Set down every record once more, exactly as given.

========

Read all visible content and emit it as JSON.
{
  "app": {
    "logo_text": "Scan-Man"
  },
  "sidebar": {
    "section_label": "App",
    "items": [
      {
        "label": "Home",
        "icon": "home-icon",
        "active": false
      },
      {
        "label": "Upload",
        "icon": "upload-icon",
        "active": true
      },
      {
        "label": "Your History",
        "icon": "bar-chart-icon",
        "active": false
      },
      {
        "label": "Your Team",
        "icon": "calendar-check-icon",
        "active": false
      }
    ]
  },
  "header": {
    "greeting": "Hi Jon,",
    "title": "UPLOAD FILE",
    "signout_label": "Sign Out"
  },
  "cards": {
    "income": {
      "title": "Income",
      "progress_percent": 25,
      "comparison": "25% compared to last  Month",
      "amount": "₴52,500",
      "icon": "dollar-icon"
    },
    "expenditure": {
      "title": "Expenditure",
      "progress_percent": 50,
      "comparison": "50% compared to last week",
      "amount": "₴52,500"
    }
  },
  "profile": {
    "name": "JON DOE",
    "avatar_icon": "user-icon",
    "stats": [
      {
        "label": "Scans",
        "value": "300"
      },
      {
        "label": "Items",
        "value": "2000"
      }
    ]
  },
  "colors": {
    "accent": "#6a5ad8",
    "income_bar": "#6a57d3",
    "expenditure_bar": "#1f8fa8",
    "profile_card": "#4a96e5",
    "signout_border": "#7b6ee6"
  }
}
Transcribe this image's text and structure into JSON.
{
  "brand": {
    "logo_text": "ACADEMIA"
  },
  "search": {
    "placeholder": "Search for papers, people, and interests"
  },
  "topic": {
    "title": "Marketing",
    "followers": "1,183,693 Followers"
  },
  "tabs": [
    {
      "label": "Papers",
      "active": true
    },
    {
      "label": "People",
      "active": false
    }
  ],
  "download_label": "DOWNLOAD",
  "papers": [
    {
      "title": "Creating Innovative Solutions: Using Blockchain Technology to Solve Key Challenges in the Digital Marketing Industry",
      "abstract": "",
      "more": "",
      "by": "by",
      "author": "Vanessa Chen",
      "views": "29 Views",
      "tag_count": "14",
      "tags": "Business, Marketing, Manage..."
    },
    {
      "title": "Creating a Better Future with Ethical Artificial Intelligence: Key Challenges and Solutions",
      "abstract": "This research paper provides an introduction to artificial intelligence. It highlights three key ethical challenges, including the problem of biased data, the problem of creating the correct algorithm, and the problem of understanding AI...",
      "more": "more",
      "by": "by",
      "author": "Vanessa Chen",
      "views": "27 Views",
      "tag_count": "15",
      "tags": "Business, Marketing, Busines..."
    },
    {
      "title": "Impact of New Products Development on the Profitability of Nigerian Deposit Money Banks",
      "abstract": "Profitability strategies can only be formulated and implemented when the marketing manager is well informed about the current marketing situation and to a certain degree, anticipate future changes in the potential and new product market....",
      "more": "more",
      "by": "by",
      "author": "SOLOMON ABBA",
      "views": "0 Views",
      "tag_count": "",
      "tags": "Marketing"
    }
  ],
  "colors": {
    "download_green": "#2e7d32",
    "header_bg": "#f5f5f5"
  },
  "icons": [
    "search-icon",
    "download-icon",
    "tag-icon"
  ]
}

========

FINISHED TASK.
Read all visible content and emit it as JSON.
{
  "app": {
    "logo_text": "Scan-Man"
  },
  "sidebar": {
    "section_label": "App",
    "items": [
      {
        "label": "Home",
        "icon": "home-icon",
        "active": false
      },
      {
        "label": "Upload",
        "icon": "upload-icon",
        "active": true
      },
      {
        "label": "Your History",
        "icon": "bar-chart-icon",
        "active": false
      },
      {
        "label": "Your Team",
        "icon": "calendar-check-icon",
        "active": false
      }
    ]
  },
  "header": {
    "greeting": "Hi Jon,",
    "title": "UPLOAD FILE",
    "signout_label": "Sign Out"
  },
  "cards": {
    "income": {
      "title": "Income",
      "progress_percent": 25,
      "comparison": "25% compared to last  Month",
      "amount": "₴52,500",
      "icon": "dollar-icon"
    },
    "expenditure": {
      "title": "Expenditure",
      "progress_percent": 50,
      "comparison": "50% compared to last week",
      "amount": "₴52,500"
    }
  },
  "profile": {
    "name": "JON DOE",
    "avatar_icon": "user-icon",
    "stats": [
      {
        "label": "Scans",
        "value": "300"
      },
      {
        "label": "Items",
        "value": "2000"
      }
    ]
  },
  "colors": {
    "accent": "#6a5ad8",
    "income_bar": "#6a57d3",
    "expenditure_bar": "#1f8fa8",
    "profile_card": "#4a96e5",
    "signout_border": "#7b6ee6"
  }
}
Transcribe this image's text and structure into JSON.
{
  "brand": {
    "logo_text": "ACADEMIA"
  },
  "search": {
    "placeholder": "Search for papers, people, and interests"
  },
  "topic": {
    "title": "Marketing",
    "followers": "1,183,693 Followers"
  },
  "tabs": [
    {
      "label": "Papers",
      "active": true
    },
    {
      "label": "People",
      "active": false
    }
  ],
  "download_label": "DOWNLOAD",
  "papers": [
    {
      "title": "Creating Innovative Solutions: Using Blockchain Technology to Solve Key Challenges in the Digital Marketing Industry",
      "abstract": "",
      "more": "",
      "by": "by",
      "author": "Vanessa Chen",
      "views": "29 Views",
      "tag_count": "14",
      "tags": "Business, Marketing, Manage..."
    },
    {
      "title": "Creating a Better Future with Ethical Artificial Intelligence: Key Challenges and Solutions",
      "abstract": "This research paper provides an introduction to artificial intelligence. It highlights three key ethical challenges, including the problem of biased data, the problem of creating the correct algorithm, and the problem of understanding AI...",
      "more": "more",
      "by": "by",
      "author": "Vanessa Chen",
      "views": "27 Views",
      "tag_count": "15",
      "tags": "Business, Marketing, Busines..."
    },
    {
      "title": "Impact of New Products Development on the Profitability of Nigerian Deposit Money Banks",
      "abstract": "Profitability strategies can only be formulated and implemented when the marketing manager is well informed about the current marketing situation and to a certain degree, anticipate future changes in the potential and new product market....",
      "more": "more",
      "by": "by",
      "author": "SOLOMON ABBA",
      "views": "0 Views",
      "tag_count": "",
      "tags": "Marketing"
    }
  ],
  "colors": {
    "download_green": "#2e7d32",
    "header_bg": "#f5f5f5"
  },
  "icons": [
    "search-icon",
    "download-icon",
    "tag-icon"
  ]
}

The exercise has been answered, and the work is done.